Re: Re: Requesting json file with schema

[email protected] Mon, 17 Feb 2020 04:36:09 -0800

Hi, 

For our particular case here, we just want to prepare a dataset (in Parquet 
Format) which will be reused by different users.
And we don't know what they will do with it.
So we prefer define the subparts with different definition just as text to let 
the final user do what he want we the data.
He can drop this data, search with a regexp, reparse as json or anything else.
Target tool is not known at our step and can be multiple (request drill on it, 
ingestion on database or other system like ElasticSearch, compute on it with 
Spark or tools writing in differents language...)


PostgreSQL has a practical way to manipulate the json data.
You can read: https://www.postgresql.org/docs/12/datatype-json.html
Ok, it is not necessarily optimized in terms of processing speed (because of 
reparsing on ask) but it's a possibility that works ever.

Here, our problem is to avoid Drill to try to understand and unify the part "c" 
of the exemple and simply read it as TEXT.
And after when using dataset, have the possibility to do something like:
~ ... WHEN convert_fromJSON(mytable.c).c3 = 'black'... ~

To illustrate, to build the parquet we currenlty do (in Spark) something like:
  val partialSchema = StructType(Array(
    StructField("a",StringType,true)
  , StructField("b",IntegerType,true)
  , StructField("c",StringType,true) // -- struct JSON read as string to avoid 
problem due to too much difference between record on these part
      ))
  val djson = spark.read.format("json").schema(partialSchema).load(input)
  djson.createOrReplaceTempView("input_table")
  spark.sql("SELECT a, b, c FROM 
input_table").write.format("parquet").save(output);

In our case the unification is not possible and even if it's possible at time 
t, it will not be the same at t+1.
The idea here is to have the possibility to limit the scope of the "unified" 
JSON part at a choosen depht level.

Don't know if it make senses compared to usual uses of Apache Drill, but it's 
part of our problematic.

Regard,

> Thanks for the explanation, very helpful.
> 
> There are two parts to the problem. On the one hand, you want to read an 
> ever-changing set
> of JSON files. Your example with "c5" is exactly the kind of "cannot predict 
> the future" issues
> that can trip up Drill (or, I would argue, any tool that tries to convert 
> JSON to records.)

____________________

| Exercise |
From the email about storing JSON as text in Parquet, extract the stretch from "For our particular" through "or anything else.". The listing comes from a separate source.

| Given data |
____________________

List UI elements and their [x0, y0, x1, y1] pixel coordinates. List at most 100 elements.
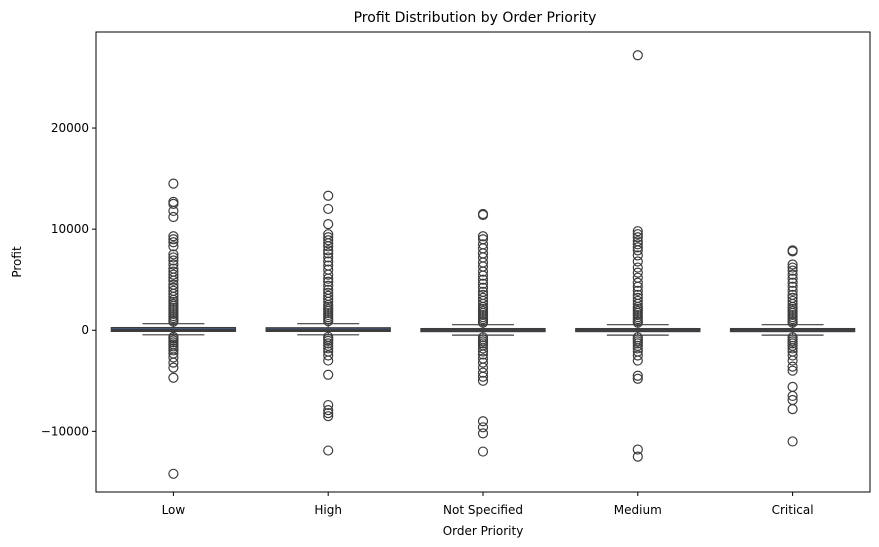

____________________

| Response to this task |
For our particular case here, we just want to prepare a dataset (in Parquet 
Format) which will be reused by different users.
And we don't know what they will do with it.
So we prefer define the subparts with different definition just as text to let 
the final user do what he want we the data.
He can drop this data, search with a regexp, reparse as json or anything else.